= What is being asked =
Pull every line that holds the word "вода" from the entries.

(Stored items from a collection)
....
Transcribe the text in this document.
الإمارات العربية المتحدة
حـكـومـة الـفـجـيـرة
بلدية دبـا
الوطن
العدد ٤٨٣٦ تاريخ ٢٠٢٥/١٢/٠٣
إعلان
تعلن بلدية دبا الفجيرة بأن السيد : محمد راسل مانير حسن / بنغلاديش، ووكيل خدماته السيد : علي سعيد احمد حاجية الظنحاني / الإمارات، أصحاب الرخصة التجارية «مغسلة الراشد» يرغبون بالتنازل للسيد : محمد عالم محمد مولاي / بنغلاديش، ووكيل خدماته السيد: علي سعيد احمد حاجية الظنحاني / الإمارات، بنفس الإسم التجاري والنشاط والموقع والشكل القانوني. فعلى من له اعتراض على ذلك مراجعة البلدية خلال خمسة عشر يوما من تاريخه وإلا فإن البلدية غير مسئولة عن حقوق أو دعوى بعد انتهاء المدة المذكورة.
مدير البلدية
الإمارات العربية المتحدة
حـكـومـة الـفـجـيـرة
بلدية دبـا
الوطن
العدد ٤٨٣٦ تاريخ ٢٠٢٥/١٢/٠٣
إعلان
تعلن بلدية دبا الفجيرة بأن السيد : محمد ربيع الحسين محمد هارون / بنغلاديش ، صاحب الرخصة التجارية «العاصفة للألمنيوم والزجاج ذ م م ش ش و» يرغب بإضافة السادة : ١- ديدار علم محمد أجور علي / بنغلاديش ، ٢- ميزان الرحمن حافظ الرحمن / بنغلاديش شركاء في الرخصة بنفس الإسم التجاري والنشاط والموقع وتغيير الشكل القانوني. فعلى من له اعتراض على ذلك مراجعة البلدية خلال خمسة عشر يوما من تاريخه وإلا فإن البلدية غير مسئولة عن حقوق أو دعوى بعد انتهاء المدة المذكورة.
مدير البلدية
....
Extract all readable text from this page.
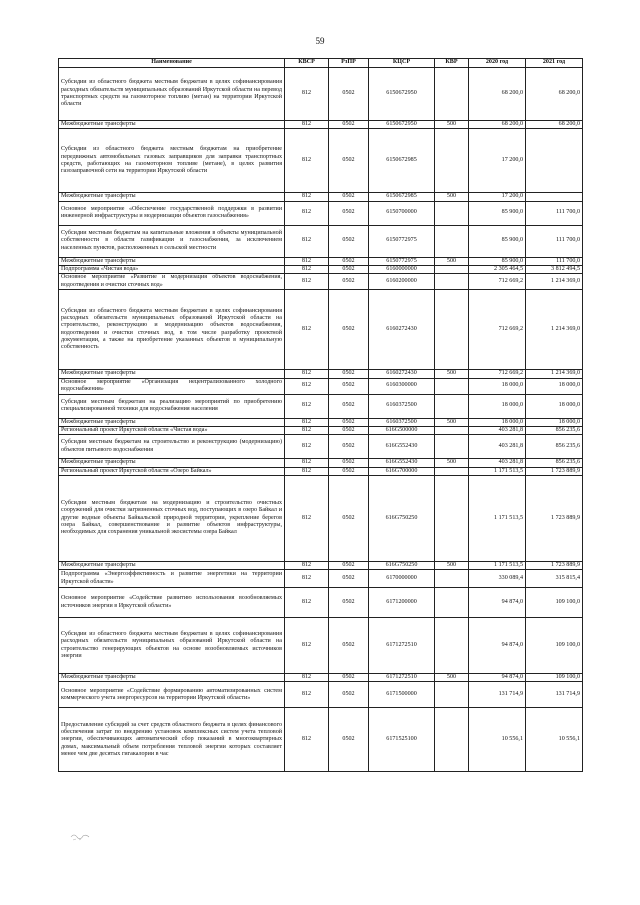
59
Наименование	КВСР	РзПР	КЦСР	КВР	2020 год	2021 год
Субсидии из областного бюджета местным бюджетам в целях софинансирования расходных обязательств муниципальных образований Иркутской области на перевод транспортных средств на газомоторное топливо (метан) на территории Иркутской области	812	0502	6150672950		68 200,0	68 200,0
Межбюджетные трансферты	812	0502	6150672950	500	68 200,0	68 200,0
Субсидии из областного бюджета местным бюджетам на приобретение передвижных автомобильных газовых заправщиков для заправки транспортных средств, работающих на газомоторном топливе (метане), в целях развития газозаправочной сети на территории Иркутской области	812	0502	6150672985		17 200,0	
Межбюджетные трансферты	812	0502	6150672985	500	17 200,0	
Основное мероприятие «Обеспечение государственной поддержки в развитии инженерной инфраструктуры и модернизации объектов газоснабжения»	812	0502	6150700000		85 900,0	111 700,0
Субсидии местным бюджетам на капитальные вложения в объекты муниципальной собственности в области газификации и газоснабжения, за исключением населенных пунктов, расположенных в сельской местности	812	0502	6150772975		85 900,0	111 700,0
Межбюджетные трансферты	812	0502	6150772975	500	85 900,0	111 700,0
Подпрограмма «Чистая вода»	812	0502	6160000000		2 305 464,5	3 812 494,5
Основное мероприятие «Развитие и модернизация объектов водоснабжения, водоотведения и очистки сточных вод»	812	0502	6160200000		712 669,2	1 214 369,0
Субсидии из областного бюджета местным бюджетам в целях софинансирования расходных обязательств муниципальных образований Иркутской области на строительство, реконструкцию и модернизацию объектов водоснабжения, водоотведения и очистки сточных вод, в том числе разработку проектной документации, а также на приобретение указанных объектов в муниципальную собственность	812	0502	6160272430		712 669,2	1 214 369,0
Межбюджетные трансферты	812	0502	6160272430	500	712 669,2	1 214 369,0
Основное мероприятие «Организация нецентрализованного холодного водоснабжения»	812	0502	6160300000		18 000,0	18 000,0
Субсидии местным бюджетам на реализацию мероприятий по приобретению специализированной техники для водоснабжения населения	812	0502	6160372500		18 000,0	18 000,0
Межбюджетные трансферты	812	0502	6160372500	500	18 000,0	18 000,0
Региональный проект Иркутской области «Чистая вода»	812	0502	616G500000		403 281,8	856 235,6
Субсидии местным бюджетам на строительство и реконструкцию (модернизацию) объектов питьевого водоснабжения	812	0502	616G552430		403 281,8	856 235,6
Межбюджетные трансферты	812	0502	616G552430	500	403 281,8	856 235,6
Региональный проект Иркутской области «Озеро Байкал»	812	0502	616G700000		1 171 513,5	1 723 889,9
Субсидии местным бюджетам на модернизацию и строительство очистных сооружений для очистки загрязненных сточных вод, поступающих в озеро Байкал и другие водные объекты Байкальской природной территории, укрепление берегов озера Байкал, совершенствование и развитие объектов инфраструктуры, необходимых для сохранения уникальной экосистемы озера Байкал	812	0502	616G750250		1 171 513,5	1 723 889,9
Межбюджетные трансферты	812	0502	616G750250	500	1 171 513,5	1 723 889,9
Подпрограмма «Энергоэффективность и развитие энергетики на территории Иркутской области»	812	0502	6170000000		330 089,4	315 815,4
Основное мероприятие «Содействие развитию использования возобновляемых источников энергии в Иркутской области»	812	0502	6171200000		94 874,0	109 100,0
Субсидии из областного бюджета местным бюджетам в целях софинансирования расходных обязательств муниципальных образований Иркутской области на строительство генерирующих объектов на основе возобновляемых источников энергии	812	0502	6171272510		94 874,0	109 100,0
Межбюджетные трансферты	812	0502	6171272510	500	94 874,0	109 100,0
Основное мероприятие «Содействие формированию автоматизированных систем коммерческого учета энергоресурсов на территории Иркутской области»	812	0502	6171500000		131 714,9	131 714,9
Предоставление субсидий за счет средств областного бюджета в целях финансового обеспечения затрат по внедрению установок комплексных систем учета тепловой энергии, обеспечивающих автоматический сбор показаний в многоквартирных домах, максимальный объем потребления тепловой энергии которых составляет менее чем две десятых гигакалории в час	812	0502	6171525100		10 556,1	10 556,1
....
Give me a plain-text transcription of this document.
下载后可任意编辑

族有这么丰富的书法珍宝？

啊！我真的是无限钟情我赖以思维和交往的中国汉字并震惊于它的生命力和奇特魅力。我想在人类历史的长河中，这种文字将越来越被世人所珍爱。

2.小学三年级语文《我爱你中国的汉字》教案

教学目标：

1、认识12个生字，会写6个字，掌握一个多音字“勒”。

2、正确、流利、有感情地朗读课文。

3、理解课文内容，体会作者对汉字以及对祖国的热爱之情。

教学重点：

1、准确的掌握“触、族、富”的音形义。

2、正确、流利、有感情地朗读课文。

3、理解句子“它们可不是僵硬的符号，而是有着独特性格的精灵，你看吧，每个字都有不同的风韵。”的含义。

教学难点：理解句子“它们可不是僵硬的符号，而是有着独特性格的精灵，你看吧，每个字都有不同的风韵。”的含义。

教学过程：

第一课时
....
= Solution =
Подпрограмма «Чистая вода»	812	0502	6160000000		2 305 464,5	3 812 494,5
Региональный проект Иркутской области «Чистая вода»	812	0502	616G500000		403 281,8	856 235,6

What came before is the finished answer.